Goal:
Copy out the complete listing, word for word.

(Data records)
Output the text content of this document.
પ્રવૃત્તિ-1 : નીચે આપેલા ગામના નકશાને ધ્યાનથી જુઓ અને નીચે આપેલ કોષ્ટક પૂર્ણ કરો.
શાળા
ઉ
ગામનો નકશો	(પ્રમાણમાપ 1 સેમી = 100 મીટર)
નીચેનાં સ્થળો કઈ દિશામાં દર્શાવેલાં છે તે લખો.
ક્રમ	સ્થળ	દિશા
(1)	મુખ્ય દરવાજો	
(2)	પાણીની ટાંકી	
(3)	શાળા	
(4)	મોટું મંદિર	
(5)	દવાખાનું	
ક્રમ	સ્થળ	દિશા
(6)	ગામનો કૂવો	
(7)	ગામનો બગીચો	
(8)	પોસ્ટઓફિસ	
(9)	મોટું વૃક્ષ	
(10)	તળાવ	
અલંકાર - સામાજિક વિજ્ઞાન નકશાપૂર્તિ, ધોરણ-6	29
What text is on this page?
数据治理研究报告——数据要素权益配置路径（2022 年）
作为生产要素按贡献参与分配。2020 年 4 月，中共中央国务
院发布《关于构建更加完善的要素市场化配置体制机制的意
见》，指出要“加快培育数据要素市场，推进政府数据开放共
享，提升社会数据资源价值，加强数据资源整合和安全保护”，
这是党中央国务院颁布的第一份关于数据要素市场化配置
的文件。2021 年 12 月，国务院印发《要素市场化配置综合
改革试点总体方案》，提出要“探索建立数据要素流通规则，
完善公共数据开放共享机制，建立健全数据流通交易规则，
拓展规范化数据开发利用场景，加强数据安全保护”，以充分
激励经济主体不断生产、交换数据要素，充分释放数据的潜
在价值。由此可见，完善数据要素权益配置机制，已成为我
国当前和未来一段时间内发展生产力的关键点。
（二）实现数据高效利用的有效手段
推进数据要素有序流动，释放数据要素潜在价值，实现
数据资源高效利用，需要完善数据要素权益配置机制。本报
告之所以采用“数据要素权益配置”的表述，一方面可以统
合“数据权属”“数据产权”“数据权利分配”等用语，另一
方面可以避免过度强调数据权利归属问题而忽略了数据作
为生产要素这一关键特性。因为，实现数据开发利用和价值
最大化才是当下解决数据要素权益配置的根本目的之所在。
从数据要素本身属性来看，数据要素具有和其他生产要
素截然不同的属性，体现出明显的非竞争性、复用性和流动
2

Response to the task:
Output the text content of this document.
પ્રવૃત્તિ-1 : નીચે આપેલા ગામના નકશાને ધ્યાનથી જુઓ અને નીચે આપેલ કોષ્ટક પૂર્ણ કરો.
શાળા
ઉ
ગામનો નકશો	(પ્રમાણમાપ 1 સેમી = 100 મીટર)
નીચેનાં સ્થળો કઈ દિશામાં દર્શાવેલાં છે તે લખો.
ક્રમ	સ્થળ	દિશા
(1)	મુખ્ય દરવાજો	
(2)	પાણીની ટાંકી	
(3)	શાળા	
(4)	મોટું મંદિર	
(5)	દવાખાનું	
ક્રમ	સ્થળ	દિશા
(6)	ગામનો કૂવો	
(7)	ગામનો બગીચો	
(8)	પોસ્ટઓફિસ	
(9)	મોટું વૃક્ષ	
(10)	તળાવ	
અલંકાર - સામાજિક વિજ્ઞાન નકશાપૂર્તિ, ધોરણ-6	29
What text is on this page?
数据治理研究报告——数据要素权益配置路径（2022 年）
作为生产要素按贡献参与分配。2020 年 4 月，中共中央国务
院发布《关于构建更加完善的要素市场化配置体制机制的意
见》，指出要“加快培育数据要素市场，推进政府数据开放共
享，提升社会数据资源价值，加强数据资源整合和安全保护”，
这是党中央国务院颁布的第一份关于数据要素市场化配置
的文件。2021 年 12 月，国务院印发《要素市场化配置综合
改革试点总体方案》，提出要“探索建立数据要素流通规则，
完善公共数据开放共享机制，建立健全数据流通交易规则，
拓展规范化数据开发利用场景，加强数据安全保护”，以充分
激励经济主体不断生产、交换数据要素，充分释放数据的潜
在价值。由此可见，完善数据要素权益配置机制，已成为我
国当前和未来一段时间内发展生产力的关键点。
（二）实现数据高效利用的有效手段
推进数据要素有序流动，释放数据要素潜在价值，实现
数据资源高效利用，需要完善数据要素权益配置机制。本报
告之所以采用“数据要素权益配置”的表述，一方面可以统
合“数据权属”“数据产权”“数据权利分配”等用语，另一
方面可以避免过度强调数据权利归属问题而忽略了数据作
为生产要素这一关键特性。因为，实现数据开发利用和价值
最大化才是当下解决数据要素权益配置的根本目的之所在。
从数据要素本身属性来看，数据要素具有和其他生产要
素截然不同的属性，体现出明显的非竞争性、复用性和流动
2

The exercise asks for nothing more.